Directive: Please return these lines unchanged, from the start of the records up to and including the line that contains "374, 90, 389]".
--- begin Stored rows ---
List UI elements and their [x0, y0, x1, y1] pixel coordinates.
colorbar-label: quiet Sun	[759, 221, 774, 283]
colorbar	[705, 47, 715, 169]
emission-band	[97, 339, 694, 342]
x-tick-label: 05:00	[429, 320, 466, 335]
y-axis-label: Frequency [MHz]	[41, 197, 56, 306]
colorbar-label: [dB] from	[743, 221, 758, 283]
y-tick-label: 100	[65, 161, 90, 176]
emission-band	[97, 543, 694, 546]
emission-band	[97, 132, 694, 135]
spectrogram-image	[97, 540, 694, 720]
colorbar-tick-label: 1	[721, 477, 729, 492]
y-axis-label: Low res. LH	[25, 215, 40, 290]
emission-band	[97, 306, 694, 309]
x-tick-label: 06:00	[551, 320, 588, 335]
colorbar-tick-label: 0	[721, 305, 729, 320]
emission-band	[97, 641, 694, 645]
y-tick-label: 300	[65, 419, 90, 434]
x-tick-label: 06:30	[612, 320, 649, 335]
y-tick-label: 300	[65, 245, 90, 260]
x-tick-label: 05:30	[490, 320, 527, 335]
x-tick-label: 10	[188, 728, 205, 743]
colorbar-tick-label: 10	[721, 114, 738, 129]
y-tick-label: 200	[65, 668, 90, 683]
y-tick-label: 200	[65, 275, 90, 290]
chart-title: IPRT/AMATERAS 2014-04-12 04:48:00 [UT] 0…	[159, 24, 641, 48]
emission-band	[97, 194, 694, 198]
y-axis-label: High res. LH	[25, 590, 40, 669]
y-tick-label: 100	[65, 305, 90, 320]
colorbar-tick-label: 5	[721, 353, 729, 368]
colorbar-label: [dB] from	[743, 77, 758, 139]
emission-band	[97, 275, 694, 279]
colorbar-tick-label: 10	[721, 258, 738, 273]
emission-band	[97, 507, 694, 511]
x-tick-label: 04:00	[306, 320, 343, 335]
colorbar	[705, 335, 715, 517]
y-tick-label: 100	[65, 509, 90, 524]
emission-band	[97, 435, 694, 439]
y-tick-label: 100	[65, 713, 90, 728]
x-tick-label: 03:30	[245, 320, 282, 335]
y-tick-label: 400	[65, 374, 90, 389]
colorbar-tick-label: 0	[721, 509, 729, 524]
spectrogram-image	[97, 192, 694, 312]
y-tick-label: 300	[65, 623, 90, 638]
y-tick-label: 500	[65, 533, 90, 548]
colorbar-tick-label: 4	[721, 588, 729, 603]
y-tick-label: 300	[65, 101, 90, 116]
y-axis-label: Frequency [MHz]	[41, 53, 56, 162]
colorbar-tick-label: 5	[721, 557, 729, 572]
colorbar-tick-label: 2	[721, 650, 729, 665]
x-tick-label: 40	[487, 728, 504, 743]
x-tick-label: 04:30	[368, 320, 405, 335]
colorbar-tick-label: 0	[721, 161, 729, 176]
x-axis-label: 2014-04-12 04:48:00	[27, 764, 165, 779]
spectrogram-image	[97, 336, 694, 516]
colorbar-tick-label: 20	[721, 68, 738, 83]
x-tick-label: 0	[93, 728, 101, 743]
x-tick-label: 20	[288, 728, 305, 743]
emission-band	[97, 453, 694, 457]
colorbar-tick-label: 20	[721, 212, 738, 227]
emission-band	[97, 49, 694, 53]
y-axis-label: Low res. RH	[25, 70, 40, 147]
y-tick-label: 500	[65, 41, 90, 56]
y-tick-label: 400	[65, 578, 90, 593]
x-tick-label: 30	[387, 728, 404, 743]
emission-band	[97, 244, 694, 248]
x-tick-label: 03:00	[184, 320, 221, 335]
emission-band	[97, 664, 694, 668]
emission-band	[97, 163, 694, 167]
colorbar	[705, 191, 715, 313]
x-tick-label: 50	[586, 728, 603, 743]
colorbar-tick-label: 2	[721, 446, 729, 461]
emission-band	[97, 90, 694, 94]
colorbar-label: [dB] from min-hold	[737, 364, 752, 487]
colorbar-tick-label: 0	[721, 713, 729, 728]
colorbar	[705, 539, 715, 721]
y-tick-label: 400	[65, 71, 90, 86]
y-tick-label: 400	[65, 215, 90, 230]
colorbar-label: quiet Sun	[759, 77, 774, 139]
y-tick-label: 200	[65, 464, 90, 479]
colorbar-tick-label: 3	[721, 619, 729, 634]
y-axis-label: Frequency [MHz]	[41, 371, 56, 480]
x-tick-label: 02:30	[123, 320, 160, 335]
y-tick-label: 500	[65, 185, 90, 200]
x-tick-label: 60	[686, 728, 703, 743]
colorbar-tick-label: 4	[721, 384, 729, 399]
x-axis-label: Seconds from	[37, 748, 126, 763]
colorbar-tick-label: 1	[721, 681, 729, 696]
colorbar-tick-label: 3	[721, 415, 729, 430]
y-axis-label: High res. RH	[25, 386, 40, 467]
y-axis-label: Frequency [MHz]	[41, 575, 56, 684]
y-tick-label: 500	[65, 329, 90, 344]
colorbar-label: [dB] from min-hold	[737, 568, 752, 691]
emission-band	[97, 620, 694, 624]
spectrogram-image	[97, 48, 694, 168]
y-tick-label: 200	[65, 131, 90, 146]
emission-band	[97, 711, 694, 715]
--- end Stored rows ---
Correct answer:
List UI elements and their [x0, y0, x1, y1] pixel coordinates.
colorbar-label: quiet Sun	[759, 221, 774, 283]
colorbar	[705, 47, 715, 169]
emission-band	[97, 339, 694, 342]
x-tick-label: 05:00	[429, 320, 466, 335]
y-axis-label: Frequency [MHz]	[41, 197, 56, 306]
colorbar-label: [dB] from	[743, 221, 758, 283]
y-tick-label: 100	[65, 161, 90, 176]
emission-band	[97, 543, 694, 546]
emission-band	[97, 132, 694, 135]
spectrogram-image	[97, 540, 694, 720]
colorbar-tick-label: 1	[721, 477, 729, 492]
y-axis-label: Low res. LH	[25, 215, 40, 290]
emission-band	[97, 306, 694, 309]
x-tick-label: 06:00	[551, 320, 588, 335]
colorbar-tick-label: 0	[721, 305, 729, 320]
emission-band	[97, 641, 694, 645]
y-tick-label: 300	[65, 419, 90, 434]
x-tick-label: 06:30	[612, 320, 649, 335]
y-tick-label: 300	[65, 245, 90, 260]
x-tick-label: 05:30	[490, 320, 527, 335]
x-tick-label: 10	[188, 728, 205, 743]
colorbar-tick-label: 10	[721, 114, 738, 129]
y-tick-label: 200	[65, 668, 90, 683]
y-tick-label: 200	[65, 275, 90, 290]
chart-title: IPRT/AMATERAS 2014-04-12 04:48:00 [UT] 0…	[159, 24, 641, 48]
emission-band	[97, 194, 694, 198]
y-axis-label: High res. LH	[25, 590, 40, 669]
y-tick-label: 100	[65, 305, 90, 320]
colorbar-tick-label: 5	[721, 353, 729, 368]
colorbar-label: [dB] from	[743, 77, 758, 139]
emission-band	[97, 275, 694, 279]
colorbar-tick-label: 10	[721, 258, 738, 273]
emission-band	[97, 507, 694, 511]
x-tick-label: 04:00	[306, 320, 343, 335]
colorbar	[705, 335, 715, 517]
y-tick-label: 100	[65, 509, 90, 524]
emission-band	[97, 435, 694, 439]
y-tick-label: 100	[65, 713, 90, 728]
x-tick-label: 03:30	[245, 320, 282, 335]
y-tick-label: 400	[65, 374, 90, 389]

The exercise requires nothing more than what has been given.